Direction: Scan the listing and work out how many lines contain the word "Palackého". Nothing but the number should be given.

+===+

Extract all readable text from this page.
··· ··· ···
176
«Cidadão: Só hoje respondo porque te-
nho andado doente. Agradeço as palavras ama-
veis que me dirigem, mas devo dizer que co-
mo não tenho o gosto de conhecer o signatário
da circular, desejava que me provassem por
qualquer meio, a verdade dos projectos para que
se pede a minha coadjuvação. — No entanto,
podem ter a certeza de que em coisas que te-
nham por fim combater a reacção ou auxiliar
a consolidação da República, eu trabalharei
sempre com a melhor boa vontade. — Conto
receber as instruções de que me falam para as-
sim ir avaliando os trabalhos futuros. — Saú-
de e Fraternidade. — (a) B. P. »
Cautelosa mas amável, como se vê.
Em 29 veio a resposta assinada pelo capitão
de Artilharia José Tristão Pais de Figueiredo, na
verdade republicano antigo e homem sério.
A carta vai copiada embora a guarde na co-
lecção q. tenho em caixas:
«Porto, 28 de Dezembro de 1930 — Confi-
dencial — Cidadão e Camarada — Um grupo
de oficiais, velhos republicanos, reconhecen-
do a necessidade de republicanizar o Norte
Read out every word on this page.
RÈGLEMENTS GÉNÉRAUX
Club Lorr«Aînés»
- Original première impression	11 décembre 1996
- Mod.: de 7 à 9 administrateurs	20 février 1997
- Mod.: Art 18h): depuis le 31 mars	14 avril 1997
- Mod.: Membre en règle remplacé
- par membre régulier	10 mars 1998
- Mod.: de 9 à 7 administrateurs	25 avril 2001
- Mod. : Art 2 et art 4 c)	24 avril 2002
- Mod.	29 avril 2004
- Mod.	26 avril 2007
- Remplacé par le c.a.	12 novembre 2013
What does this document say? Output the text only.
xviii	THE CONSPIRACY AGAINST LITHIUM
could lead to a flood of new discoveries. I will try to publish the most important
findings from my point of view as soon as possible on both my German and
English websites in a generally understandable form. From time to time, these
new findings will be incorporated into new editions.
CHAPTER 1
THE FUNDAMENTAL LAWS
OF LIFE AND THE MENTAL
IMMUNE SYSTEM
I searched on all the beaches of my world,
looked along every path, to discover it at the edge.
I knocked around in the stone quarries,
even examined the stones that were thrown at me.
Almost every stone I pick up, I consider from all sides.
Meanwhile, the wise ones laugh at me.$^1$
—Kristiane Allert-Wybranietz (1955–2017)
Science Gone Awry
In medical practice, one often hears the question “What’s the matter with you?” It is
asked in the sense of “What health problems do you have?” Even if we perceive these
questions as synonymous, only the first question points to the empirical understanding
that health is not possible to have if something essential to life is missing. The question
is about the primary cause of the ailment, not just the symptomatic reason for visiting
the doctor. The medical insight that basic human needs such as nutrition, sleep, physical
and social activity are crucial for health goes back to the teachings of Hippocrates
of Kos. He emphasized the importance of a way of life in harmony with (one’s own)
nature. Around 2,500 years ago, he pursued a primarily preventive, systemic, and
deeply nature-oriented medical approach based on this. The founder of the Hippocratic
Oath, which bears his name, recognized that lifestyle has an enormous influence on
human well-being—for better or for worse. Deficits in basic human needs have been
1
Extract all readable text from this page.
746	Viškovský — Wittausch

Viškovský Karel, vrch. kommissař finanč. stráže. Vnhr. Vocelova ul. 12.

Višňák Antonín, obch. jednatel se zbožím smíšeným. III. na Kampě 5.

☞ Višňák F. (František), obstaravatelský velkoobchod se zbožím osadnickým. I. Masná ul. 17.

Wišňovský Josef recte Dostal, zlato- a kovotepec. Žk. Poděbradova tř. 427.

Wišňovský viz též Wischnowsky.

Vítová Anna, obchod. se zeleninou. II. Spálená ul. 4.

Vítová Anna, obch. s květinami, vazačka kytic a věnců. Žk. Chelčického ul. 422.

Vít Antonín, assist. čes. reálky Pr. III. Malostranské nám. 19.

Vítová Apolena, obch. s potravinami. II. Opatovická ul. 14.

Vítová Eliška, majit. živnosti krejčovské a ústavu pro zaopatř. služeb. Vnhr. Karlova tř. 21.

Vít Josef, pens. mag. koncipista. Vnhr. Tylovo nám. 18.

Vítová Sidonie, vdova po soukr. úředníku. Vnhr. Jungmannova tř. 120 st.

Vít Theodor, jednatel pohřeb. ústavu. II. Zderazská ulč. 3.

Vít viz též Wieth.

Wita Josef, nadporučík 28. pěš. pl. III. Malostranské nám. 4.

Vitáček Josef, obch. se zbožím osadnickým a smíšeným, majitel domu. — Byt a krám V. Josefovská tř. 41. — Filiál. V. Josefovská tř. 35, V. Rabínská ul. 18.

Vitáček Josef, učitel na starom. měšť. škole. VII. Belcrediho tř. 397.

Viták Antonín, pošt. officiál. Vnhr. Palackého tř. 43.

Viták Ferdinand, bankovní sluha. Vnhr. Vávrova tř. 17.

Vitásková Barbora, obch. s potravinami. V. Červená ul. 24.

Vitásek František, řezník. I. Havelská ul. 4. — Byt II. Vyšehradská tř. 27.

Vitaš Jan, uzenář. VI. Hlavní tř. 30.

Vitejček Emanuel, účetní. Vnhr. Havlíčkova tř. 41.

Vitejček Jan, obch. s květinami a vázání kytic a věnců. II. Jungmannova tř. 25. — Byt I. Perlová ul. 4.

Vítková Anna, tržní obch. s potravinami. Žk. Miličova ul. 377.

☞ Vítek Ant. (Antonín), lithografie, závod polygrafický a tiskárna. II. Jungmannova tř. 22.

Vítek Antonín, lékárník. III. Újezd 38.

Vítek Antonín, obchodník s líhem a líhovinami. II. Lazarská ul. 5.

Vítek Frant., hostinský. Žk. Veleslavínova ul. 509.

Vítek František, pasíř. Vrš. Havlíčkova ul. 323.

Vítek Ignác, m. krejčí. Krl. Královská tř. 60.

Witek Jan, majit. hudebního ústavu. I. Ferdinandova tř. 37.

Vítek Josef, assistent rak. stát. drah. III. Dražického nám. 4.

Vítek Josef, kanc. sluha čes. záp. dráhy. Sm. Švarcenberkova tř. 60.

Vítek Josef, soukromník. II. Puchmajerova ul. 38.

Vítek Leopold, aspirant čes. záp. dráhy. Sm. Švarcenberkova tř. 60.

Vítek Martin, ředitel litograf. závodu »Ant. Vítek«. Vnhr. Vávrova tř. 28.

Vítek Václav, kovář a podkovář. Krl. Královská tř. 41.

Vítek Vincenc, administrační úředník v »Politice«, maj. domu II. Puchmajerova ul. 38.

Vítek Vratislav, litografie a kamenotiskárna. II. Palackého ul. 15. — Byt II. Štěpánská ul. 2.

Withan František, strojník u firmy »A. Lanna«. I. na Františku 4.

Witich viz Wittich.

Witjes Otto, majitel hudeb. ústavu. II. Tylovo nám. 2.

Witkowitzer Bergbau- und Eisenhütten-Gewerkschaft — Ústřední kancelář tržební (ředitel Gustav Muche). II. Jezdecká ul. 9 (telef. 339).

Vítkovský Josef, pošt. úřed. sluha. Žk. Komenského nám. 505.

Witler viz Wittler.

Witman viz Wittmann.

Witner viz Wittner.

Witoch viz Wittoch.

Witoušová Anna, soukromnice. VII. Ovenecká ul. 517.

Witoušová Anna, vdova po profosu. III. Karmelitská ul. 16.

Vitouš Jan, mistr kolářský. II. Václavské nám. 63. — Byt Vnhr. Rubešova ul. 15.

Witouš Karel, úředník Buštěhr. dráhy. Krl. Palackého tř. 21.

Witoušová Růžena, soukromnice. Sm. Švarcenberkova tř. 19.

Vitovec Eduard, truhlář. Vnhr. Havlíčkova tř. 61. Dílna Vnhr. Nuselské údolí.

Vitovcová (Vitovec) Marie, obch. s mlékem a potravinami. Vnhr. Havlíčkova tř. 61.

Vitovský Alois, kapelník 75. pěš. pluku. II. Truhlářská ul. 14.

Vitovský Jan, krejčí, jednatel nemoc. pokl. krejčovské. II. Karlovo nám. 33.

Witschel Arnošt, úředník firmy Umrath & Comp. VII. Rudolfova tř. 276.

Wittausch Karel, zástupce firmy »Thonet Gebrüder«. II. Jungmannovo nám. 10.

+===+

Complete answer: 3